(Part of a data file)
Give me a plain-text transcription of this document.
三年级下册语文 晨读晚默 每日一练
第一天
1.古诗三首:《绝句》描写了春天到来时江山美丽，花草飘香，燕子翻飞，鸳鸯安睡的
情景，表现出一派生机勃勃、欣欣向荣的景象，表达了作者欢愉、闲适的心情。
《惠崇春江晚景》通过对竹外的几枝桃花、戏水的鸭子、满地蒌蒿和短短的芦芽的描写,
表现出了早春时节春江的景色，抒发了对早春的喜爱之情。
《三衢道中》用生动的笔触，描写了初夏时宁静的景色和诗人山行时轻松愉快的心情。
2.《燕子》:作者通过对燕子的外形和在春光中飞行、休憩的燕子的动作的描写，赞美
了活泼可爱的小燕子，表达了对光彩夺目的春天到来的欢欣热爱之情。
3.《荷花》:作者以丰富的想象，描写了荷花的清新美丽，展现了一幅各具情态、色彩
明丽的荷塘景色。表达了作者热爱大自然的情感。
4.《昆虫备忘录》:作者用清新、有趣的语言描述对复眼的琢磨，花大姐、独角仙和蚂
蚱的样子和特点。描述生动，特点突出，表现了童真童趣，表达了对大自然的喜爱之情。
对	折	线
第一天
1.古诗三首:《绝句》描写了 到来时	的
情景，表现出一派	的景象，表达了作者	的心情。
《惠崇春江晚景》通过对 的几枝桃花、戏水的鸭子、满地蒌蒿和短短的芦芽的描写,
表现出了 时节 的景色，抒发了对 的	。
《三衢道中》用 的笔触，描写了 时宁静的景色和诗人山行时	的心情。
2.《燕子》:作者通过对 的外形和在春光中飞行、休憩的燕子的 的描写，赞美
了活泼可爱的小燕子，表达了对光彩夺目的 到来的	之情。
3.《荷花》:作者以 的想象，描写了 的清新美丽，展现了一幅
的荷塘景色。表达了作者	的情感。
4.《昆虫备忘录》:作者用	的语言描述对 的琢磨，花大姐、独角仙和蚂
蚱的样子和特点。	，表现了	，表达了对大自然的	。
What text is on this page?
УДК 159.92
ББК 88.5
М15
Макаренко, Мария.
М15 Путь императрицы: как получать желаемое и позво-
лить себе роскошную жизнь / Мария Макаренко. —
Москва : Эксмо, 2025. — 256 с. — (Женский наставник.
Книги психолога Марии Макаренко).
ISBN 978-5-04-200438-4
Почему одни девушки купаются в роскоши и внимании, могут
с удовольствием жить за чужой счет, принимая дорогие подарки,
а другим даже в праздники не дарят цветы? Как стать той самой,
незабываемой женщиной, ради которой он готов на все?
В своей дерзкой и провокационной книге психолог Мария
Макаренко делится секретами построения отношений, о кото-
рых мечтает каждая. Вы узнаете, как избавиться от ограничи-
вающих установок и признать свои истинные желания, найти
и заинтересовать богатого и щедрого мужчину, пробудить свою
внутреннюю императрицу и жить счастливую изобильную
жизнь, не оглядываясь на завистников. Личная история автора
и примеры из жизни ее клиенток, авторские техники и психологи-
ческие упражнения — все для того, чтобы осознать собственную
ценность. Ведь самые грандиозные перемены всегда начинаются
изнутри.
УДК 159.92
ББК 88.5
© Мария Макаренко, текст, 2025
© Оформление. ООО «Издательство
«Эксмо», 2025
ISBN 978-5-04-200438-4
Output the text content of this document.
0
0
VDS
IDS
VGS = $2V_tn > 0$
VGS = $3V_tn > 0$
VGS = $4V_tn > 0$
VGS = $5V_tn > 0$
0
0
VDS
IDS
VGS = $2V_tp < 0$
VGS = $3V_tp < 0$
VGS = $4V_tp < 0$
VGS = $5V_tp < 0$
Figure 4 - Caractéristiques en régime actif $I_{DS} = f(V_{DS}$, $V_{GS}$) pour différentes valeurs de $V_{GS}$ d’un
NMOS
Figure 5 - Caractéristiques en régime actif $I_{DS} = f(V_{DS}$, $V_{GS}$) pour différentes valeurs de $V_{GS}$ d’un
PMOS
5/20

▶ Stated task:
Gather each line in these records that contains the string "独角仙和蚂".

▶ Complete output:
4.《昆虫备忘录》:作者用清新、有趣的语言描述对复眼的琢磨，花大姐、独角仙和蚂
4.《昆虫备忘录》:作者用	的语言描述对 的琢磨，花大姐、独角仙和蚂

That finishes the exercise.